*AIM*. Look through the records below and collect all lines that hold the string "message".
§ §
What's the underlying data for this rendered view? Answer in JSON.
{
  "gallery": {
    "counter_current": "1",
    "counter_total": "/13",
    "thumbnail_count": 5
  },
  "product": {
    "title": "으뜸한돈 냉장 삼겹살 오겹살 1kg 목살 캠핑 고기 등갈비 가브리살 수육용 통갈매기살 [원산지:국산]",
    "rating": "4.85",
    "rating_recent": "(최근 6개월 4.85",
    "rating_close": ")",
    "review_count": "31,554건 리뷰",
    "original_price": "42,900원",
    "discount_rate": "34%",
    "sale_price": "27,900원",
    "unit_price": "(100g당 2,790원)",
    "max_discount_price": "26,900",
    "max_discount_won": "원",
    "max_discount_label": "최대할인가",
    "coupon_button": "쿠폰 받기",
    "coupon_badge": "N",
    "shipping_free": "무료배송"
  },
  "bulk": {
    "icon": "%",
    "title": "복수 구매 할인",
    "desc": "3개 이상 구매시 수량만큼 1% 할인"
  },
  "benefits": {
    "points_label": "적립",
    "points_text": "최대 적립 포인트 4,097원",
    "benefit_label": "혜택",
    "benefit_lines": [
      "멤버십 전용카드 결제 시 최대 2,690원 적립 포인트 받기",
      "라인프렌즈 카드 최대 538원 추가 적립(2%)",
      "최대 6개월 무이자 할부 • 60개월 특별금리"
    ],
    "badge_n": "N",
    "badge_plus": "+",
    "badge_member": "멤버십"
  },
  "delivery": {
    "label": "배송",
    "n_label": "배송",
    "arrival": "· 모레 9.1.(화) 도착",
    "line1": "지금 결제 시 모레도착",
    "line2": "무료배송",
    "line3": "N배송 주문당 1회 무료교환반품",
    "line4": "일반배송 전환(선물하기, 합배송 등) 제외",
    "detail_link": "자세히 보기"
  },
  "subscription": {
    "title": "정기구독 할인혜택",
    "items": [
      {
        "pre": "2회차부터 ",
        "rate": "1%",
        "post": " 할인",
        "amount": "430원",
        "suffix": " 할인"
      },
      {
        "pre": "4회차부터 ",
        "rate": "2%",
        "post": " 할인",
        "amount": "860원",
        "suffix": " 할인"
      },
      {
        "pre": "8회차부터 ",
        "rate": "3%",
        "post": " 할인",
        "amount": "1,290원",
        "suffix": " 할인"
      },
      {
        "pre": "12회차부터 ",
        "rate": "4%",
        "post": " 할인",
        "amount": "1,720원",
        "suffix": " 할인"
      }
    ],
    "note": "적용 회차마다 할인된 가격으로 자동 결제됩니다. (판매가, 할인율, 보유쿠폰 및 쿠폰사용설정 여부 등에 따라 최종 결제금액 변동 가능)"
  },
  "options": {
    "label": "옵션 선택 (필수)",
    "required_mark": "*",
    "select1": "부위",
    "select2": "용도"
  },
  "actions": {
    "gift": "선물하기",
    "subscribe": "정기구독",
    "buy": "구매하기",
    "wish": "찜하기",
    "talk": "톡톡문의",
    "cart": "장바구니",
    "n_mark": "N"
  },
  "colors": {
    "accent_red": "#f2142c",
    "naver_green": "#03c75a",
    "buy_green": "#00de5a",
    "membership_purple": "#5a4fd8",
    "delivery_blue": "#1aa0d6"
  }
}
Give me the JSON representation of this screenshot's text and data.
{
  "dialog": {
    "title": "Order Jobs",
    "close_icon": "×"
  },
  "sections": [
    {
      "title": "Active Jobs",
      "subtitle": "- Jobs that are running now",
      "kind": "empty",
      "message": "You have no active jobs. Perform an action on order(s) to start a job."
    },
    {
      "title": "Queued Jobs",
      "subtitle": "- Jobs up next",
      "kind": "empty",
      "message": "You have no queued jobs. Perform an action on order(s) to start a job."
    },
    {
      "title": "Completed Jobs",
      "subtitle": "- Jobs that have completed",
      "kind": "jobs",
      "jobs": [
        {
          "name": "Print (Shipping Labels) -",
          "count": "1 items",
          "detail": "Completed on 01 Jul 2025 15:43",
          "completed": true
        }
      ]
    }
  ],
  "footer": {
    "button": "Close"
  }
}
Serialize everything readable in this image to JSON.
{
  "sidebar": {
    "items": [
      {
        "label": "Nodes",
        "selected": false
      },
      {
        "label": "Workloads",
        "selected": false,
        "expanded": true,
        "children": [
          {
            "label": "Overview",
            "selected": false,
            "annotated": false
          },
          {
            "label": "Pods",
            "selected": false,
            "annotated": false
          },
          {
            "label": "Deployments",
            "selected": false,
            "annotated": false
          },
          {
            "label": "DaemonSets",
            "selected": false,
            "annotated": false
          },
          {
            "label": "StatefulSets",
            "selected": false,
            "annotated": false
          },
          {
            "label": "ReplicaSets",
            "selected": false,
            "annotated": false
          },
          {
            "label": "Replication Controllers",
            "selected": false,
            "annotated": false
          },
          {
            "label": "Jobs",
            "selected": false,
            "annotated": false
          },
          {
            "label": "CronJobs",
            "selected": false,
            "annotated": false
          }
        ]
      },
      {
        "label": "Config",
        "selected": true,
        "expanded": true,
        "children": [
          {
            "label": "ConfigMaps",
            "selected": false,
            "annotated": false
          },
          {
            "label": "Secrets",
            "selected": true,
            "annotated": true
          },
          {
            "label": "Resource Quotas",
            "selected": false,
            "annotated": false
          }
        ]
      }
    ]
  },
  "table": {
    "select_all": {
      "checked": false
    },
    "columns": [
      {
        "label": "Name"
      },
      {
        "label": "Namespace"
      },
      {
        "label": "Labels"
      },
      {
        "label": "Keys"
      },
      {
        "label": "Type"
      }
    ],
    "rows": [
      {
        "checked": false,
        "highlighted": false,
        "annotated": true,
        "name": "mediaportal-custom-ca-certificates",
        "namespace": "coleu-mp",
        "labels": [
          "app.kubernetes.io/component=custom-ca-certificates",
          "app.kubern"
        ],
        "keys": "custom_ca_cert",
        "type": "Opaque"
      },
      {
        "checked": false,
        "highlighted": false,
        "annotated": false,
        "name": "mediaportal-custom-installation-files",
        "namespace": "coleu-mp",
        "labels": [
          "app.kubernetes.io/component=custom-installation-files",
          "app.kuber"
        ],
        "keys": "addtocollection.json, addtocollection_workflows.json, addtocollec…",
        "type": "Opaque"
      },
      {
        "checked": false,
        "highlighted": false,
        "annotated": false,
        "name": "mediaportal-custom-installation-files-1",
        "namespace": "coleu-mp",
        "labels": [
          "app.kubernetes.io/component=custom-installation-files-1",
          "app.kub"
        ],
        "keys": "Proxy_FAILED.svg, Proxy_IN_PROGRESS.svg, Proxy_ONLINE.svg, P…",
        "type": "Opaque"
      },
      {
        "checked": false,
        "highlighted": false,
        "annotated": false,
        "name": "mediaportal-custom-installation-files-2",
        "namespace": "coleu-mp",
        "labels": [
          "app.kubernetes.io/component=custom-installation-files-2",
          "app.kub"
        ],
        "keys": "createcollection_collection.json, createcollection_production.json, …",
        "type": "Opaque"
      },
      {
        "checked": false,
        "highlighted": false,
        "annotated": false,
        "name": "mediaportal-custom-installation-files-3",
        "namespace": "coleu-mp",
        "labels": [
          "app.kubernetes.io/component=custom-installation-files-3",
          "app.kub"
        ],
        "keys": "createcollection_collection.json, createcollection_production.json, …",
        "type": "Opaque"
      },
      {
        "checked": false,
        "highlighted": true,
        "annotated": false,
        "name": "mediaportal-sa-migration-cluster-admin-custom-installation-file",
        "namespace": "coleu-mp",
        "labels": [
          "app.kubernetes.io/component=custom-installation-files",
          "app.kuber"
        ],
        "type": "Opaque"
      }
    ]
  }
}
§ §
*SOLUTION BELOW*.
      "message": "You have no active jobs. Perform an action on order(s) to start a job."
      "message": "You have no queued jobs. Perform an action on order(s) to start a job."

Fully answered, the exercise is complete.